### Exercise aim
Only the number is wanted: tally the lines below that contain the word "σωμάτων".

# start of Entries supplied

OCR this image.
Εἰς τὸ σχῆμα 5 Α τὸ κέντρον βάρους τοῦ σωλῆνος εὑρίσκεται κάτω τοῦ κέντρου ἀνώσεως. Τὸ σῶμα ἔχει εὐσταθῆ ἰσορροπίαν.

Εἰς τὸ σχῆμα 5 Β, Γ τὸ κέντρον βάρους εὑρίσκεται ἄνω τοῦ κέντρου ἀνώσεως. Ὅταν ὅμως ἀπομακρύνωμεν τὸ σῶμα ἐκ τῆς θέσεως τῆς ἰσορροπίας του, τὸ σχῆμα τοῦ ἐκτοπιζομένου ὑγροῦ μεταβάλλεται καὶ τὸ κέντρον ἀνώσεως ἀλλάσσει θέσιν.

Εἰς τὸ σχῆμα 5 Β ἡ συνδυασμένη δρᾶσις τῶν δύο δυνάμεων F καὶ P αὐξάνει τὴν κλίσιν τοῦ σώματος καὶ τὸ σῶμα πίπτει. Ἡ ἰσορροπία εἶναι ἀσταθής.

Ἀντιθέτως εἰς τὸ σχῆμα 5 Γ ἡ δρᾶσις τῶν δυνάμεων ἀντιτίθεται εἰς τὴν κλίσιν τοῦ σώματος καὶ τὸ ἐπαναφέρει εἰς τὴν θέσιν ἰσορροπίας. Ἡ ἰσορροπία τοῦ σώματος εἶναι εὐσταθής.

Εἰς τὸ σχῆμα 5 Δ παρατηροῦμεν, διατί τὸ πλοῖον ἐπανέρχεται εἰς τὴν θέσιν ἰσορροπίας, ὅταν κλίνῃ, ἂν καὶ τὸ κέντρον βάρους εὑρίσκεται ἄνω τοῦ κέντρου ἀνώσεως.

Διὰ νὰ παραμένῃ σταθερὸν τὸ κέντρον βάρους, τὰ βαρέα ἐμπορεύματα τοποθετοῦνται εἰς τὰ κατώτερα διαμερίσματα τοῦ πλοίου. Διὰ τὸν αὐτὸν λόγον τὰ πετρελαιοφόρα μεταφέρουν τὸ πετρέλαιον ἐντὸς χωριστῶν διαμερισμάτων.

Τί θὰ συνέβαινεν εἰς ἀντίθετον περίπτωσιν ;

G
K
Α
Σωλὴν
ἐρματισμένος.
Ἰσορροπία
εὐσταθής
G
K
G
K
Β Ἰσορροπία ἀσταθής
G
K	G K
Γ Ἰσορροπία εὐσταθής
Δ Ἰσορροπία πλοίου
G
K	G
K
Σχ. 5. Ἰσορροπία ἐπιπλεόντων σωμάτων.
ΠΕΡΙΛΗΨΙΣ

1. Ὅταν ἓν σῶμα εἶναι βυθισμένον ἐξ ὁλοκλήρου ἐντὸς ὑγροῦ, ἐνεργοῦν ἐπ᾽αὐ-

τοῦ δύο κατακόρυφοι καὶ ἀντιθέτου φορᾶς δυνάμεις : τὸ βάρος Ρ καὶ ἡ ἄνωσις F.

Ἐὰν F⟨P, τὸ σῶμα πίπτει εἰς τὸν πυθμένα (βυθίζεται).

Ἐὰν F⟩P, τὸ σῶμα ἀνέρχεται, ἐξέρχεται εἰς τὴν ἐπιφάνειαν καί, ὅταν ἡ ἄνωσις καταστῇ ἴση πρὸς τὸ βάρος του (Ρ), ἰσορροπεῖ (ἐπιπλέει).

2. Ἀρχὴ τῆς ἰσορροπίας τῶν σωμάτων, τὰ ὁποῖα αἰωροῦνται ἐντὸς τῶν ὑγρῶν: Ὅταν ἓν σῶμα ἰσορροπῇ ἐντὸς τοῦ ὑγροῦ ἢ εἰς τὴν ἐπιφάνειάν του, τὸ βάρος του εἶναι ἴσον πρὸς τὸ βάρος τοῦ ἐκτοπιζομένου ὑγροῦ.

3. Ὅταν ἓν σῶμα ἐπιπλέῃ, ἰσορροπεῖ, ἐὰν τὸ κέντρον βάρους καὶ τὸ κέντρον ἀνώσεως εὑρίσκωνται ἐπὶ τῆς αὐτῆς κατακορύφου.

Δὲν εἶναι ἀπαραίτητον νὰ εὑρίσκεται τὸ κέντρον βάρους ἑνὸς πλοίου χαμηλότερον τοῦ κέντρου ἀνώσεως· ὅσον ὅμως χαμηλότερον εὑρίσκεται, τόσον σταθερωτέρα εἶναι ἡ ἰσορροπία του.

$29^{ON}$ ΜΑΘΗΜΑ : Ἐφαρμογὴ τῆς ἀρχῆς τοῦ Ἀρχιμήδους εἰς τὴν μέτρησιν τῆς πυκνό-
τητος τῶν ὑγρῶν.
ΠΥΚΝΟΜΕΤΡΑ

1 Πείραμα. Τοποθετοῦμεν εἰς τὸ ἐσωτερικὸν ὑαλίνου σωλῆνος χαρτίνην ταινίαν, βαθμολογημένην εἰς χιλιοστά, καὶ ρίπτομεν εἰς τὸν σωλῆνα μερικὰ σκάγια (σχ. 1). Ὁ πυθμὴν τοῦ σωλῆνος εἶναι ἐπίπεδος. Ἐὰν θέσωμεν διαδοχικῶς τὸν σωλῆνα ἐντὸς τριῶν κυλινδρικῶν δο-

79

# end of Entries supplied
# start of Entries supplied

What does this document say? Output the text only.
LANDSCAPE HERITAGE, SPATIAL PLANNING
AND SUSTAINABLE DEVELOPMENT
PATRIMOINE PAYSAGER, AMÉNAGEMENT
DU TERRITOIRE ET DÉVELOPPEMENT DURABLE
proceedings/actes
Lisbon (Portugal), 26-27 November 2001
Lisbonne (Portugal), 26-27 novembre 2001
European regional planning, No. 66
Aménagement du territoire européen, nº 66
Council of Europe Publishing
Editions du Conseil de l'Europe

# end of Entries supplied
# start of Entries supplied

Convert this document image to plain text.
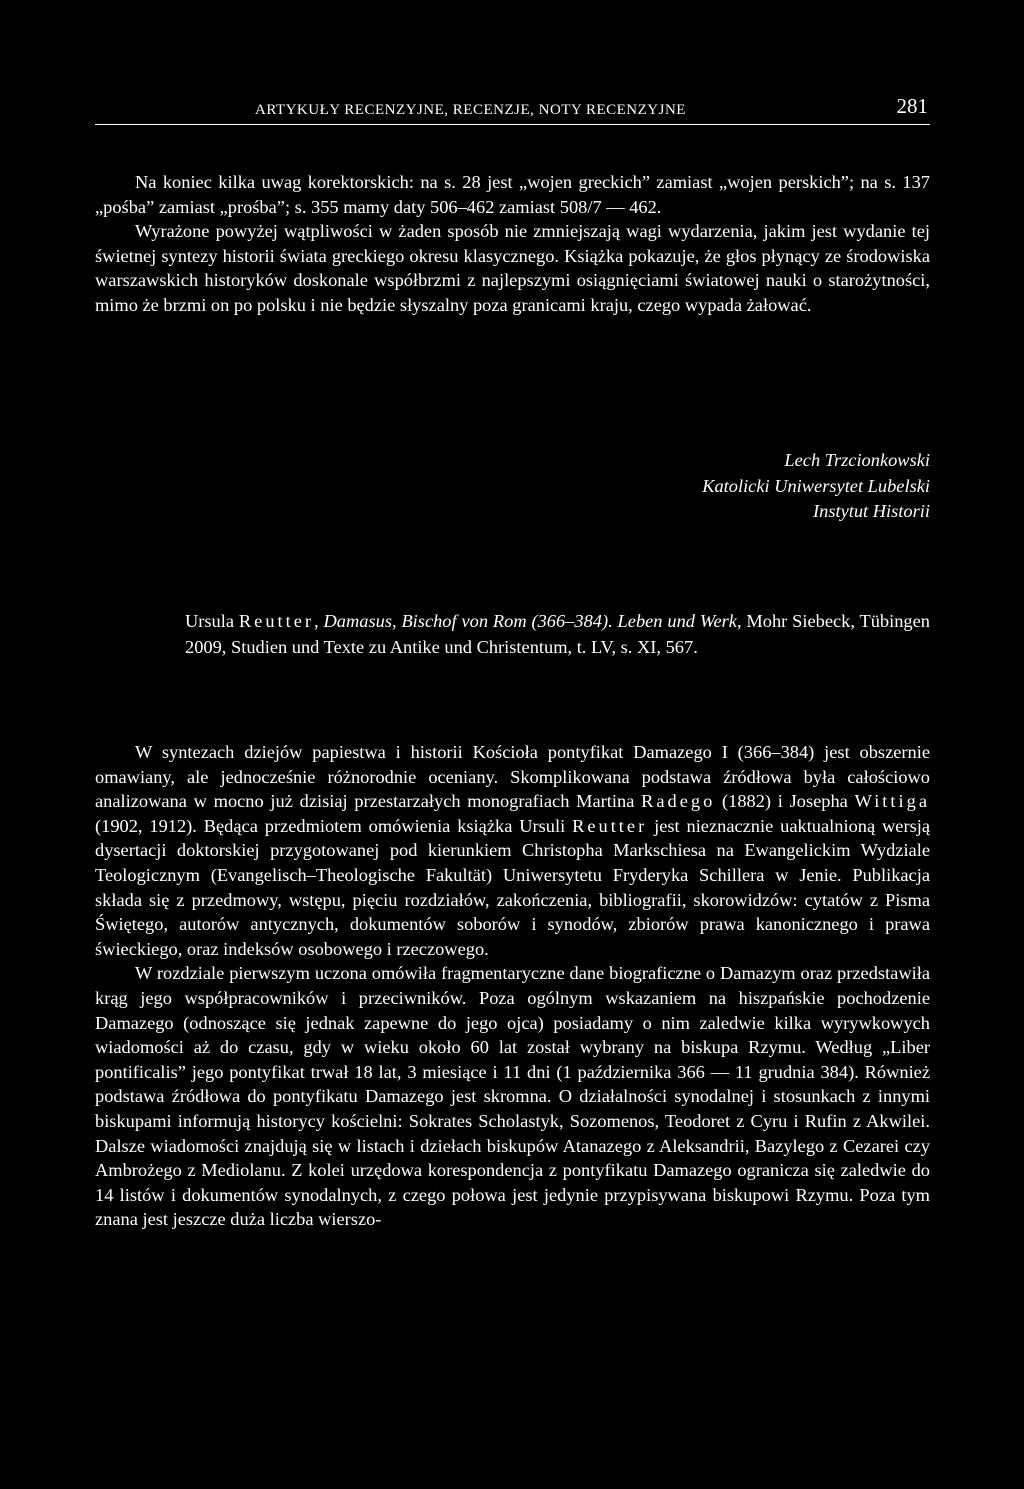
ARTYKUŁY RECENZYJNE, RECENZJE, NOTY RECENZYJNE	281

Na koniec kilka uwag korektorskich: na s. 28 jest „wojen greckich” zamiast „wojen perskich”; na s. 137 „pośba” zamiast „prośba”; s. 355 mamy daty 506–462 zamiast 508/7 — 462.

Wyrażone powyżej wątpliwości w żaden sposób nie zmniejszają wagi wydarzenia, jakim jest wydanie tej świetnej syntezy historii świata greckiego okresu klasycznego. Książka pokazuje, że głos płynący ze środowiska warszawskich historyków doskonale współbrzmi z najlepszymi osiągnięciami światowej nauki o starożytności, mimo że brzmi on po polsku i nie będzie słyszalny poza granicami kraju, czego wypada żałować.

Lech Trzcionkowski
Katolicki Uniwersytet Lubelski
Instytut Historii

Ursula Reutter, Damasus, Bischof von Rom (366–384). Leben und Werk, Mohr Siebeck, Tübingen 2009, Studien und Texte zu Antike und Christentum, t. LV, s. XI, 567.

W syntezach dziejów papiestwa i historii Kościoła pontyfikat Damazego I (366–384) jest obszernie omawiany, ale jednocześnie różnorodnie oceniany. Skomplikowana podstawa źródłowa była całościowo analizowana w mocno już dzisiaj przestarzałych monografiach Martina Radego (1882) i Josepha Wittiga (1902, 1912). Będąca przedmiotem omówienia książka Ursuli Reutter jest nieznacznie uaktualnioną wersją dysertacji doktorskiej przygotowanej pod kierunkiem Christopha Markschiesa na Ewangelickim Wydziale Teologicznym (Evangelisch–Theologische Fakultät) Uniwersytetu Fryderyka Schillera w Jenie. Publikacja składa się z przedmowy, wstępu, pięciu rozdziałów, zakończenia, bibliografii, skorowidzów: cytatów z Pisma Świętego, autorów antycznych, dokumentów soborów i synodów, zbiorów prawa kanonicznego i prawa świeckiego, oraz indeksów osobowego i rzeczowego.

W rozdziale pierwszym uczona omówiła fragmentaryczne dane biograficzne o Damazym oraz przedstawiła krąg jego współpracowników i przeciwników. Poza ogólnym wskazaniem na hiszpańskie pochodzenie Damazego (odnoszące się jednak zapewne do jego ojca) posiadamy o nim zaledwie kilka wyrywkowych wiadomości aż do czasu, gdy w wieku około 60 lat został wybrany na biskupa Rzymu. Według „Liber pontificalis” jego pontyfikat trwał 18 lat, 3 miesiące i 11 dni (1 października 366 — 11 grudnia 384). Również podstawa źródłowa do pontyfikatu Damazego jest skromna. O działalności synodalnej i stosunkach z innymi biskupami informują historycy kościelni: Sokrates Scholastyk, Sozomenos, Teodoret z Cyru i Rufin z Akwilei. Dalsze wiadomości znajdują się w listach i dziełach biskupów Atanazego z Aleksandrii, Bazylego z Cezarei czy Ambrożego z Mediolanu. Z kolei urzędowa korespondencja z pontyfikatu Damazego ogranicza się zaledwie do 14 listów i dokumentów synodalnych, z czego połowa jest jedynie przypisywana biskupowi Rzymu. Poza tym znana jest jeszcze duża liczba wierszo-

# end of Entries supplied

### Solved exercise
2